>> Start Stored rows
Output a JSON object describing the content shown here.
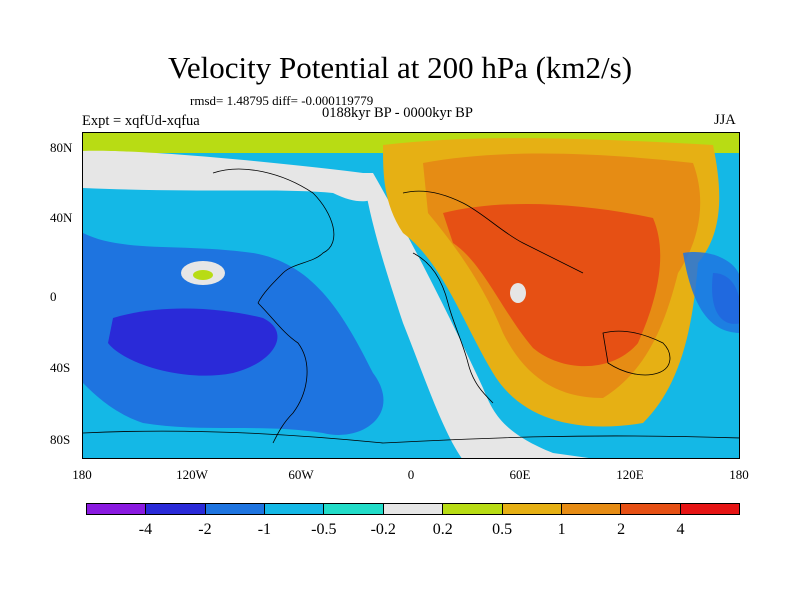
{
  "title": "Velocity Potential at 200 hPa (km2/s)",
  "stats_text": "rmsd= 1.48795 diff= -0.000119779",
  "experiment_text": "Expt = xqfUd-xqfua",
  "period_text": "0188kyr BP - 0000kyr BP",
  "season_text": "JJA",
  "map": {
    "y_ticks": [
      "80N",
      "40N",
      "0",
      "40S",
      "80S"
    ],
    "x_ticks": [
      "180",
      "120W",
      "60W",
      "0",
      "60E",
      "120E",
      "180"
    ]
  },
  "colorbar": {
    "colors": [
      "#8a1ae0",
      "#2a2ad8",
      "#1e74e0",
      "#14b8e6",
      "#22dcc8",
      "#e6e6e6",
      "#b8dc14",
      "#e6b014",
      "#e68c14",
      "#e65014",
      "#e61414"
    ],
    "labels": [
      "-4",
      "-2",
      "-1",
      "-0.5",
      "-0.2",
      "0.2",
      "0.5",
      "1",
      "2",
      "4"
    ]
  }
}
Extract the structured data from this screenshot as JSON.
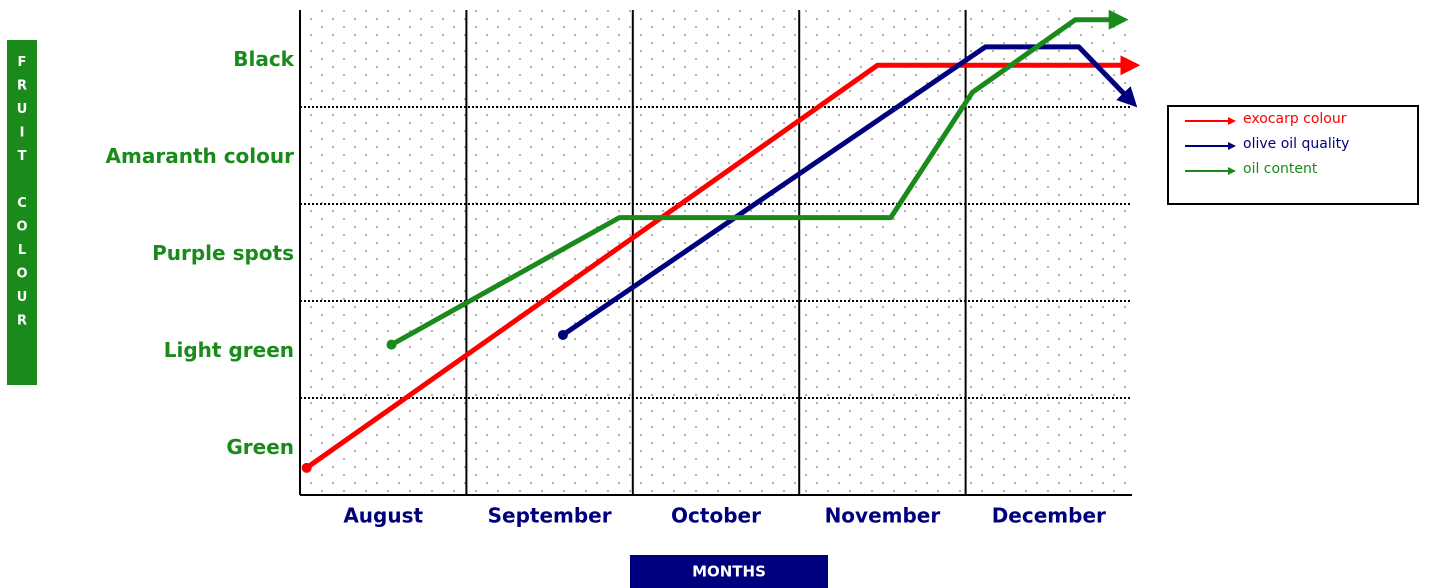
{
  "chart_data": {
    "type": "line",
    "y_label": "FRUIT COLOUR",
    "x_label": "MONTHS",
    "xlim": [
      0,
      5
    ],
    "xticks": [
      {
        "value": 0.5,
        "label": "August"
      },
      {
        "value": 1.5,
        "label": "September"
      },
      {
        "value": 2.5,
        "label": "October"
      },
      {
        "value": 3.5,
        "label": "November"
      },
      {
        "value": 4.5,
        "label": "December"
      }
    ],
    "xgrid": [
      1,
      2,
      3,
      4
    ],
    "ylim": [
      0,
      5
    ],
    "yticks": [
      {
        "value": 0.5,
        "label": "Green"
      },
      {
        "value": 1.5,
        "label": "Light green"
      },
      {
        "value": 2.5,
        "label": "Purple spots"
      },
      {
        "value": 3.5,
        "label": "Amaranth colour"
      },
      {
        "value": 4.5,
        "label": "Black"
      }
    ],
    "ygrid": [
      1,
      2,
      3,
      4
    ],
    "legend": "right",
    "series": [
      {
        "name": "exocarp colour",
        "color": "#ff0000",
        "x": [
          0.04,
          3.47,
          4.99
        ],
        "values": [
          0.28,
          4.43,
          4.43
        ]
      },
      {
        "name": "olive oil quality",
        "color": "#00007f",
        "x": [
          1.58,
          4.12,
          4.68,
          4.99
        ],
        "values": [
          1.65,
          4.62,
          4.62,
          4.07
        ]
      },
      {
        "name": "oil content",
        "color": "#1a8a1a",
        "x": [
          0.55,
          1.92,
          3.55,
          4.04,
          4.66,
          4.92
        ],
        "values": [
          1.55,
          2.86,
          2.86,
          4.15,
          4.9,
          4.9
        ]
      }
    ]
  }
}
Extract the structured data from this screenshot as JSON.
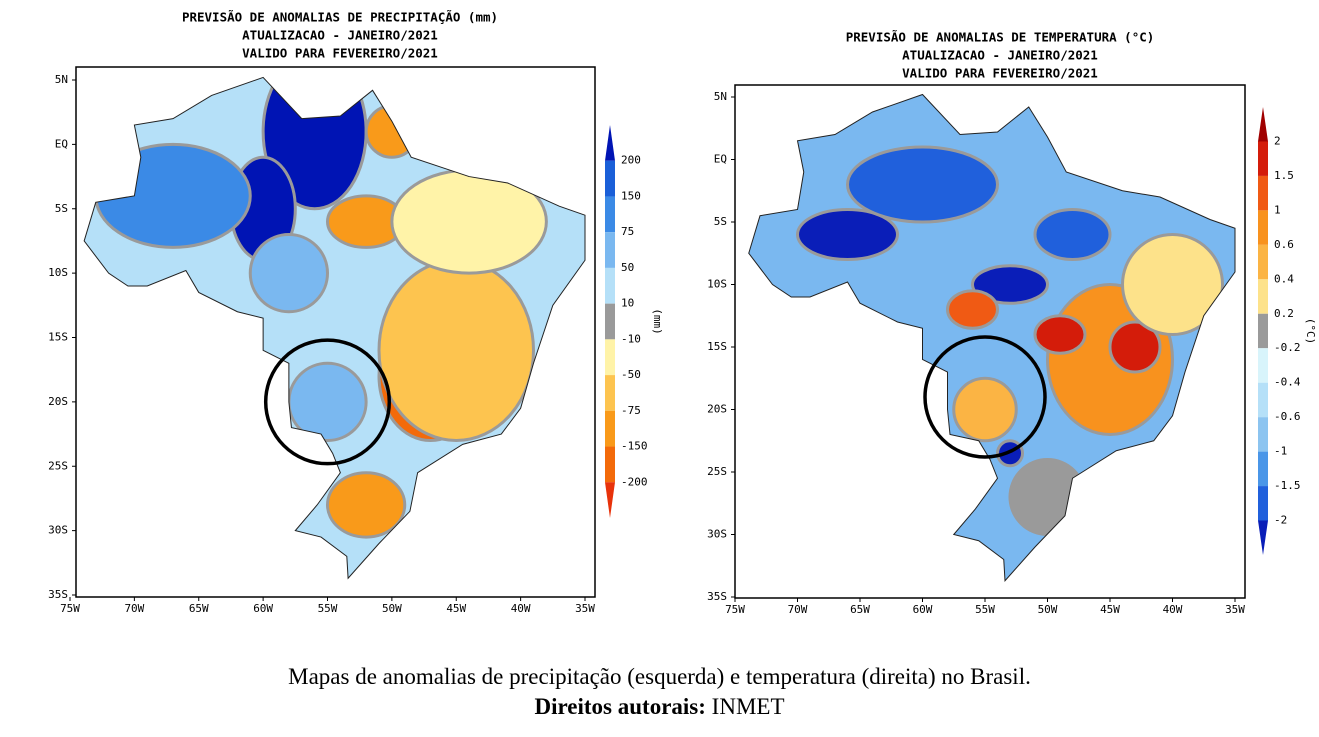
{
  "maps": [
    {
      "title": [
        "PREVISÃO DE ANOMALIAS DE PRECIPITAÇÃO (mm)",
        "ATUALIZACAO - JANEIRO/2021",
        "VALIDO PARA FEVEREIRO/2021"
      ],
      "lat_labels": [
        "5N",
        "EQ",
        "5S",
        "10S",
        "15S",
        "20S",
        "25S",
        "30S",
        "35S"
      ],
      "lon_labels": [
        "75W",
        "70W",
        "65W",
        "60W",
        "55W",
        "50W",
        "45W",
        "40W",
        "35W"
      ],
      "colorbar": {
        "labels": [
          "200",
          "150",
          "75",
          "50",
          "10",
          "-10",
          "-50",
          "-75",
          "-150",
          "-200"
        ],
        "unit": "(mm)"
      }
    },
    {
      "title": [
        "PREVISÃO DE ANOMALIAS DE TEMPERATURA (°C)",
        "ATUALIZACAO - JANEIRO/2021",
        "VALIDO PARA FEVEREIRO/2021"
      ],
      "lat_labels": [
        "5N",
        "EQ",
        "5S",
        "10S",
        "15S",
        "20S",
        "25S",
        "30S",
        "35S"
      ],
      "lon_labels": [
        "75W",
        "70W",
        "65W",
        "60W",
        "55W",
        "50W",
        "45W",
        "40W",
        "35W"
      ],
      "colorbar": {
        "labels": [
          "2",
          "1.5",
          "1",
          "0.6",
          "0.4",
          "0.2",
          "-0.2",
          "-0.4",
          "-0.6",
          "-1",
          "-1.5",
          "-2"
        ],
        "unit": "(°C)"
      }
    }
  ],
  "caption": {
    "text": "Mapas de anomalias de precipitação (esquerda) e temperatura (direita) no Brasil.",
    "credit_label": "Direitos autorais:",
    "credit": "INMET"
  }
}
>> End Stored rows
Given instruction -
Look through the entries above; copy each line where the string "name" appears.

Response for this exercise -
        "name": "exocarp colour",
        "name": "olive oil quality",
        "name": "oil content",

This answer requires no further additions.